▶ **DATA EXCERPTS**:

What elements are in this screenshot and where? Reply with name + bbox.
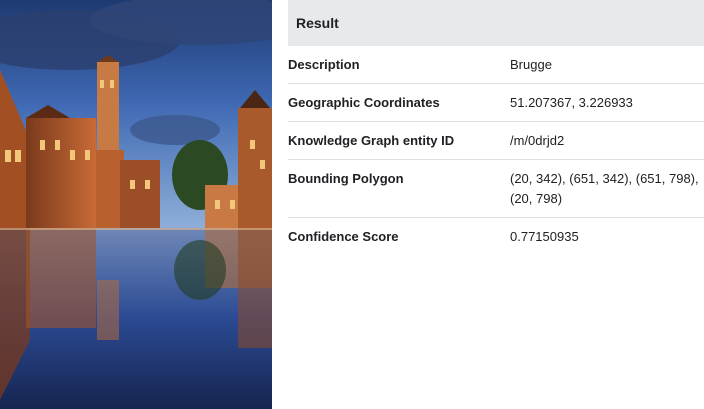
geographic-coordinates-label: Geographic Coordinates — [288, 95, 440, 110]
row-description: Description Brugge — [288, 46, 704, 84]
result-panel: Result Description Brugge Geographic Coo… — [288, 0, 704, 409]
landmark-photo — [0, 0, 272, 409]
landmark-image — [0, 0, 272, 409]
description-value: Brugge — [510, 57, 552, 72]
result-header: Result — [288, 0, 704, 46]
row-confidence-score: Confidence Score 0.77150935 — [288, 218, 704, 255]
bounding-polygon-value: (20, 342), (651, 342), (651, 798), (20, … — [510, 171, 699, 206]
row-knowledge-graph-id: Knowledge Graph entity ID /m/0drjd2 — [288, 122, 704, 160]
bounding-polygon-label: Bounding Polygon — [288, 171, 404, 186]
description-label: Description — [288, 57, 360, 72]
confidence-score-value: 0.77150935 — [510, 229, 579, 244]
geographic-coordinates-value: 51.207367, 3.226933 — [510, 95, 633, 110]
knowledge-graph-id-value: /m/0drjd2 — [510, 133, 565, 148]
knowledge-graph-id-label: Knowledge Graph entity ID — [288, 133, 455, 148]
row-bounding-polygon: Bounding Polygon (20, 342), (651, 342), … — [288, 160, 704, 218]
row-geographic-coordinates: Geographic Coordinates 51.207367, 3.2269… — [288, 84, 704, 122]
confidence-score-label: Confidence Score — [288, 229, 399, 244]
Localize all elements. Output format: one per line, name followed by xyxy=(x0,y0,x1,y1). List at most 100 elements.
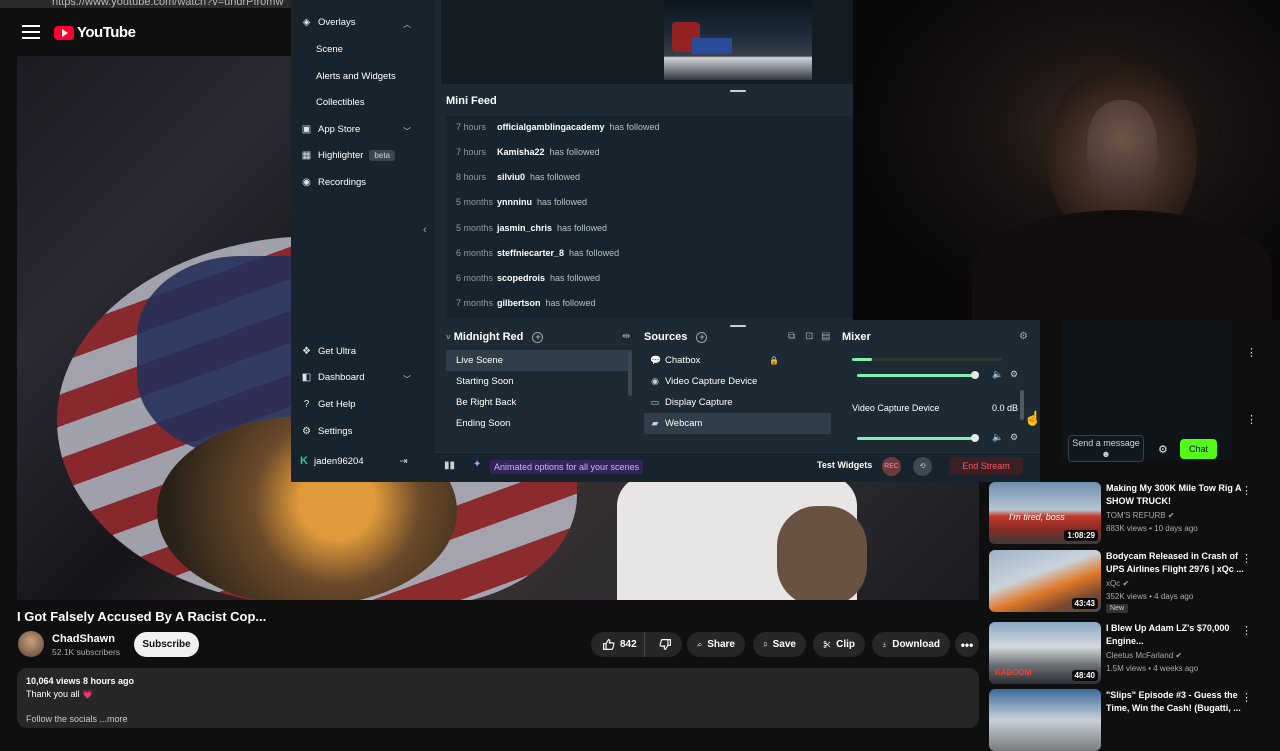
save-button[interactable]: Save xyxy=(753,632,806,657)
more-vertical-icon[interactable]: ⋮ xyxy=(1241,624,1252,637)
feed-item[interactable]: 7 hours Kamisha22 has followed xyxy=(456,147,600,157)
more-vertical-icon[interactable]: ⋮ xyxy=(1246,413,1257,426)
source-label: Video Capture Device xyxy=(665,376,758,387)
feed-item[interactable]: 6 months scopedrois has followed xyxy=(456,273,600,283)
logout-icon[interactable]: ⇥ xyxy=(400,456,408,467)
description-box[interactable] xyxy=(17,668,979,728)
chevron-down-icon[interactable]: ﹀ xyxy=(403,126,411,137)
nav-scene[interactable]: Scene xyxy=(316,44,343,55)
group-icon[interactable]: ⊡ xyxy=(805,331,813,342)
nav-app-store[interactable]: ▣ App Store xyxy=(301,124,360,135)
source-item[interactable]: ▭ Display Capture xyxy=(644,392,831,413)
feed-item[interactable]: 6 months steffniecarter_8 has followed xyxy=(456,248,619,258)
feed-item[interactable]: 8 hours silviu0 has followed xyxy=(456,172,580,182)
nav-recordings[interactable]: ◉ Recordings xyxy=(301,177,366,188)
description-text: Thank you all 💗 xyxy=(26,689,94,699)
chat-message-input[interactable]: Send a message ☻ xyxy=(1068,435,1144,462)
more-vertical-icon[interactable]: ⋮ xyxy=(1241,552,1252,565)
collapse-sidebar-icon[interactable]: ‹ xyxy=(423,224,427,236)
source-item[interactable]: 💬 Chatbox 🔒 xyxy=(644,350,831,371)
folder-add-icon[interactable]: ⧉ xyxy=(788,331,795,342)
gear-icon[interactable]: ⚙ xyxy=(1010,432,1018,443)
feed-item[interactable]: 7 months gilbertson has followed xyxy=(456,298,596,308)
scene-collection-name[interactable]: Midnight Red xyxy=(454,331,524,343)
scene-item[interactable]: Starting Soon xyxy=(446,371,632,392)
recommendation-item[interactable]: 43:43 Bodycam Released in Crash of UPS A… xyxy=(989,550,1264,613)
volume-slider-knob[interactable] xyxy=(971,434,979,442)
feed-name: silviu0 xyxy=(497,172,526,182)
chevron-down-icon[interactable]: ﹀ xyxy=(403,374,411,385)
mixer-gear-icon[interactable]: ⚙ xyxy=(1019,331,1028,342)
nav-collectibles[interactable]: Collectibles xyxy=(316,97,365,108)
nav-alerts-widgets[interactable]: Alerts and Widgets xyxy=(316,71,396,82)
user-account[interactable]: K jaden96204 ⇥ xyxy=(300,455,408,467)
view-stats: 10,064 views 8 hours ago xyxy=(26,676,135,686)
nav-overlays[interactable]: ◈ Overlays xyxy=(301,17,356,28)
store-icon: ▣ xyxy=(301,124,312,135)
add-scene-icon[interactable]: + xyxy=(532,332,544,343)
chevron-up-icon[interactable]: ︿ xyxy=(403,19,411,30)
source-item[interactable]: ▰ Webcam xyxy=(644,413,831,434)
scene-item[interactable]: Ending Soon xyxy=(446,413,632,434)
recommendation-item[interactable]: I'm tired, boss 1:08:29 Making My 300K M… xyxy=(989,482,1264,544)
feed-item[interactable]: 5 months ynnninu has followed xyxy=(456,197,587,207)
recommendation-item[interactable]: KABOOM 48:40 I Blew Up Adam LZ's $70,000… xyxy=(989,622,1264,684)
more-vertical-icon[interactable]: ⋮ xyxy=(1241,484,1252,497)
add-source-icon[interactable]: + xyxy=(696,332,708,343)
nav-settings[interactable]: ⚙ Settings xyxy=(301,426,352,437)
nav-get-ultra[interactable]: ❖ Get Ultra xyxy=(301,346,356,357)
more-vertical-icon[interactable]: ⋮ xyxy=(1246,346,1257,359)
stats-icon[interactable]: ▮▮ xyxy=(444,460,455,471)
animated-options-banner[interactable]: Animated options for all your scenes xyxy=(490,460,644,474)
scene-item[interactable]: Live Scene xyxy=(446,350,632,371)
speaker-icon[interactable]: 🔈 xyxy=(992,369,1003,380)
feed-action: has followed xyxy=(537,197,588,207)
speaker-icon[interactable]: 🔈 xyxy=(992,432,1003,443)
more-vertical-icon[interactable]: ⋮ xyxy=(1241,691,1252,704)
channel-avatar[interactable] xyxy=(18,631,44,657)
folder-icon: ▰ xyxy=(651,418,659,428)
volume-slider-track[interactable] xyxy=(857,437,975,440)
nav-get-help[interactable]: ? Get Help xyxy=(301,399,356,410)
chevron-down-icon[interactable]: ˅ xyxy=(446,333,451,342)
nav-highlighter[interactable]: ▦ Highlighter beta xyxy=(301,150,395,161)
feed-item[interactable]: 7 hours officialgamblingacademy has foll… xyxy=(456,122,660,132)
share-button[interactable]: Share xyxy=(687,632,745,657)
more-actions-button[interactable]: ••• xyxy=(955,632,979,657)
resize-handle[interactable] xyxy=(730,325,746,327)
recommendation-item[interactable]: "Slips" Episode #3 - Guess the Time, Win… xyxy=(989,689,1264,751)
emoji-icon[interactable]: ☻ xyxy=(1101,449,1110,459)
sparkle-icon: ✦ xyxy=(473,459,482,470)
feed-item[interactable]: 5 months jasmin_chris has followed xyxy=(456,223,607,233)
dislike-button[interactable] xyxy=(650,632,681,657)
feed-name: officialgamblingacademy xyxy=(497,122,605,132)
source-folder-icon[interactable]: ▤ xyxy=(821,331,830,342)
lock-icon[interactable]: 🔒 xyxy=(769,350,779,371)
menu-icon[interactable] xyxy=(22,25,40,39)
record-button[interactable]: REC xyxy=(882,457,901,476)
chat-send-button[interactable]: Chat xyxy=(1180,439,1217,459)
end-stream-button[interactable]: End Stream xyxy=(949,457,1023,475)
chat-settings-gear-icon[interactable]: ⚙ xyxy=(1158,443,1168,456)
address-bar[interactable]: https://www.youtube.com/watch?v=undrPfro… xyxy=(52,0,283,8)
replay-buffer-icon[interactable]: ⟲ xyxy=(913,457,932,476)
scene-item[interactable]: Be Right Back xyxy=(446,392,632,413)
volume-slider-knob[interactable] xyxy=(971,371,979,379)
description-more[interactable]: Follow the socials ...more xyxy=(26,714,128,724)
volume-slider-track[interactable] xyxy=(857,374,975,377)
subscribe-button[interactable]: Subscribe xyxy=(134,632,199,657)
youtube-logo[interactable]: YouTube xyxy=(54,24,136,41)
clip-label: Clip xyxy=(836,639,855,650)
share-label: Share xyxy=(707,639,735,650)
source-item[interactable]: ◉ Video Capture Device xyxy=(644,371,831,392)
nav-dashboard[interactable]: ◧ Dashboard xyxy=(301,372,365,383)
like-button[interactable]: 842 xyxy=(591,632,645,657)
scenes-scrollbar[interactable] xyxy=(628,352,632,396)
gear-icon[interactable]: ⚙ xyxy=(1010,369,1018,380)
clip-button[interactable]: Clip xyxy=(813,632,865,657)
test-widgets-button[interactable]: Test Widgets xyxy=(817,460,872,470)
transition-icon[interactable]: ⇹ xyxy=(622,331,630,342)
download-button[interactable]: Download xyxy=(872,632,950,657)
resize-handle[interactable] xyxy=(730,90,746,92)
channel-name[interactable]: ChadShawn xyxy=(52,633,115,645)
...
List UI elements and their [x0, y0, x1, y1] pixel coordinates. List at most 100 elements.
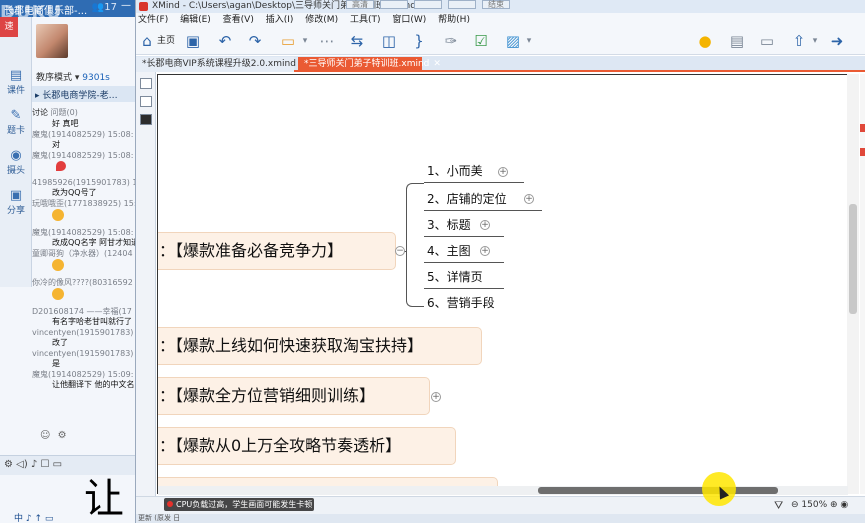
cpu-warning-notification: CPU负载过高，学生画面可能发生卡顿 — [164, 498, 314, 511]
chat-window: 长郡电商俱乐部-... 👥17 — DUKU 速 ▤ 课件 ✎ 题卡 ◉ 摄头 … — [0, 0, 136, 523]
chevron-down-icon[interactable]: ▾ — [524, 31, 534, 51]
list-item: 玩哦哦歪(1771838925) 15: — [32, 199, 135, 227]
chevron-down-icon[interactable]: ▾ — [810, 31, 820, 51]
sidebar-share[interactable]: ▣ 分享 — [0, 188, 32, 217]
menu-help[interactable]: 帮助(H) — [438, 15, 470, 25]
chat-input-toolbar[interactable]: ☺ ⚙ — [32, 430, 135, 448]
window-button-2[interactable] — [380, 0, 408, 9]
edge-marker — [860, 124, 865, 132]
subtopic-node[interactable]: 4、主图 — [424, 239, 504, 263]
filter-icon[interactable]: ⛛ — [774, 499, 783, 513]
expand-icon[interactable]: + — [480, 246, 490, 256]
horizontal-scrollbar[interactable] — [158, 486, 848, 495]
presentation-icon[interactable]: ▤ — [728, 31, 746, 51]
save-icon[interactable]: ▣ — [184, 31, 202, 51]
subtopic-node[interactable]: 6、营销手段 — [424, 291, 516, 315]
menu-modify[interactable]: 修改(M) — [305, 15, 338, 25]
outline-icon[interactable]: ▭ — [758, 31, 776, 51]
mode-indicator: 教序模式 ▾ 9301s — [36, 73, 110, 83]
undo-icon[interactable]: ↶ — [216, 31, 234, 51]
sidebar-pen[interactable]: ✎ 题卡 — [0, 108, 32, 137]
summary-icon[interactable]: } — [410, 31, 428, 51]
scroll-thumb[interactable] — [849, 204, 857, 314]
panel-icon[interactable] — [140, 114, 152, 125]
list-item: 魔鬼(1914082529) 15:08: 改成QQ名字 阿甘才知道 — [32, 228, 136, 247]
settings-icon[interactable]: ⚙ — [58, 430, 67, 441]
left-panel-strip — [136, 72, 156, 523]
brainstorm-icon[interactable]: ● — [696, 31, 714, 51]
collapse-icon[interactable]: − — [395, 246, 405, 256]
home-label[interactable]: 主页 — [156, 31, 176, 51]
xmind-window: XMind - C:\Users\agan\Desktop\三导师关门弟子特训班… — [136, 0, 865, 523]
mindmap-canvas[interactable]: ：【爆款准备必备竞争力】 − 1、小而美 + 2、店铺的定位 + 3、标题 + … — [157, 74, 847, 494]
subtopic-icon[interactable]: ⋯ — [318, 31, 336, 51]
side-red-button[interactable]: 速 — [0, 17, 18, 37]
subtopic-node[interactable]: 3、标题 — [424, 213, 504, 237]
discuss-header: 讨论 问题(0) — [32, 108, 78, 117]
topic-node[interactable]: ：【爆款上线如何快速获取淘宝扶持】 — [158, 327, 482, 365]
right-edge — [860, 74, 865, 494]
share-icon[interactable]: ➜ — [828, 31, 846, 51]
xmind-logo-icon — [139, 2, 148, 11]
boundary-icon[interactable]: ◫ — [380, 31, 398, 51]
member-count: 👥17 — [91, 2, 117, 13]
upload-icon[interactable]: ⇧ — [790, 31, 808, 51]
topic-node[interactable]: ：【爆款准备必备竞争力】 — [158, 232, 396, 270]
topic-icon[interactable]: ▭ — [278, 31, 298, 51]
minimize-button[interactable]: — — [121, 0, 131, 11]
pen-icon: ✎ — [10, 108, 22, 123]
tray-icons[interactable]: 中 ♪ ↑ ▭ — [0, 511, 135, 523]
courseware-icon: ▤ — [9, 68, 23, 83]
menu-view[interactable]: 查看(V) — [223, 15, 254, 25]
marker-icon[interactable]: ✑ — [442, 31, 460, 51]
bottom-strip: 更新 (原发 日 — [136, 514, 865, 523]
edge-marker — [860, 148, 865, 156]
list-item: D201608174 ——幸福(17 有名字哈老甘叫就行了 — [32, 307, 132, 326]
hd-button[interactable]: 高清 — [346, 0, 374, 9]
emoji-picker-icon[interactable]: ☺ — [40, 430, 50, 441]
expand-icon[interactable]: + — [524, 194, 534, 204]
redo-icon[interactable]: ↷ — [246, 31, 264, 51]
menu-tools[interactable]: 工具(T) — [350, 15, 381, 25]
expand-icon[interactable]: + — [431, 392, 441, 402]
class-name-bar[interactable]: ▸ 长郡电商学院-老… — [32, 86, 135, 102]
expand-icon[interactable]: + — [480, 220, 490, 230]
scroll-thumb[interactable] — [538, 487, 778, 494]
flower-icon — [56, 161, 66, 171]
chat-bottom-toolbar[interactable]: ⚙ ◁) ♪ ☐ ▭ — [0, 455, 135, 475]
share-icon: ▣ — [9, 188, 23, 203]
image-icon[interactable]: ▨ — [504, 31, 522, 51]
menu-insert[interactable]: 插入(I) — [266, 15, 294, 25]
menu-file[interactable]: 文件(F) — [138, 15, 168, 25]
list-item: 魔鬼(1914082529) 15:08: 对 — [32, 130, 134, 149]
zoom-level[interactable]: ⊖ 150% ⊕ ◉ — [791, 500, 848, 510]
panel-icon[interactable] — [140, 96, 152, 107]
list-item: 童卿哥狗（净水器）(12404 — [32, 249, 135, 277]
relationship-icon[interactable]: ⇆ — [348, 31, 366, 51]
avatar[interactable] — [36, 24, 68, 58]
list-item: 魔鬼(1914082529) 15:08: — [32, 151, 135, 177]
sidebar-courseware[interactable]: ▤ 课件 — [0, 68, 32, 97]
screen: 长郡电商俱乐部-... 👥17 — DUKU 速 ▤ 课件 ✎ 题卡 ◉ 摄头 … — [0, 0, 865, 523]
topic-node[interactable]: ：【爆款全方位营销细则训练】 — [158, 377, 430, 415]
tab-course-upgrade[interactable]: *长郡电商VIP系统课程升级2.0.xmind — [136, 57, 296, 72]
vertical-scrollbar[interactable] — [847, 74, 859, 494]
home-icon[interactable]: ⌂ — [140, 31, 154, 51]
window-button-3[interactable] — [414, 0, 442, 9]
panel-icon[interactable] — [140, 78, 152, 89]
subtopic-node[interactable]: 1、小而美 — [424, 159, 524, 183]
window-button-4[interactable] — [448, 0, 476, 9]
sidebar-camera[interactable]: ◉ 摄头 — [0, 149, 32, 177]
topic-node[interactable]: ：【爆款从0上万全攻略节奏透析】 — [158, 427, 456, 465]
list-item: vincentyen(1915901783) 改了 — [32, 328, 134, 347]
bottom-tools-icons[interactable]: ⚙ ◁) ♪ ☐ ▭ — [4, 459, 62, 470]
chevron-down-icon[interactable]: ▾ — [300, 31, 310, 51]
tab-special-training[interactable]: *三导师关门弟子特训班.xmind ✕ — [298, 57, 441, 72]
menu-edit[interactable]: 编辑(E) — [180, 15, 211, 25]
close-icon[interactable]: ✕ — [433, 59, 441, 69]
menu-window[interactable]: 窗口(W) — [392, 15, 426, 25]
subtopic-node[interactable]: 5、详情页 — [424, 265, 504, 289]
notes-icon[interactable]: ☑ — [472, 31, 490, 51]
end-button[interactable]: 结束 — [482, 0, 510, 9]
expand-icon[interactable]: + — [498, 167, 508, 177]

▶ **WORK REQUIRED**:
Copy from the listing, without changes, the lines beginning with the one that contains "save-button[interactable]: Save xyxy=(753,632,806,657)" and ending after the one that contains "more-vertical-icon[interactable]: ⋮ xyxy=(1241,552,1252,565)".

▶ **FINAL RESULT**:
save-button[interactable]: Save xyxy=(753,632,806,657)
more-vertical-icon[interactable]: ⋮ xyxy=(1241,624,1252,637)
feed-item[interactable]: 7 hours Kamisha22 has followed xyxy=(456,147,600,157)
more-vertical-icon[interactable]: ⋮ xyxy=(1246,413,1257,426)
source-label: Video Capture Device xyxy=(665,376,758,387)
feed-item[interactable]: 6 months scopedrois has followed xyxy=(456,273,600,283)
logout-icon[interactable]: ⇥ xyxy=(400,456,408,467)
description-box[interactable] xyxy=(17,668,979,728)
chevron-down-icon[interactable]: ﹀ xyxy=(403,126,411,137)
nav-scene[interactable]: Scene xyxy=(316,44,343,55)
group-icon[interactable]: ⊡ xyxy=(805,331,813,342)
nav-app-store[interactable]: ▣ App Store xyxy=(301,124,360,135)
source-item[interactable]: ▭ Display Capture xyxy=(644,392,831,413)
feed-item[interactable]: 6 months steffniecarter_8 has followed xyxy=(456,248,619,258)
feed-item[interactable]: 8 hours silviu0 has followed xyxy=(456,172,580,182)
nav-recordings[interactable]: ◉ Recordings xyxy=(301,177,366,188)
description-text: Thank you all 💗 xyxy=(26,689,94,699)
chat-message-input[interactable]: Send a message ☻ xyxy=(1068,435,1144,462)
more-vertical-icon[interactable]: ⋮ xyxy=(1241,552,1252,565)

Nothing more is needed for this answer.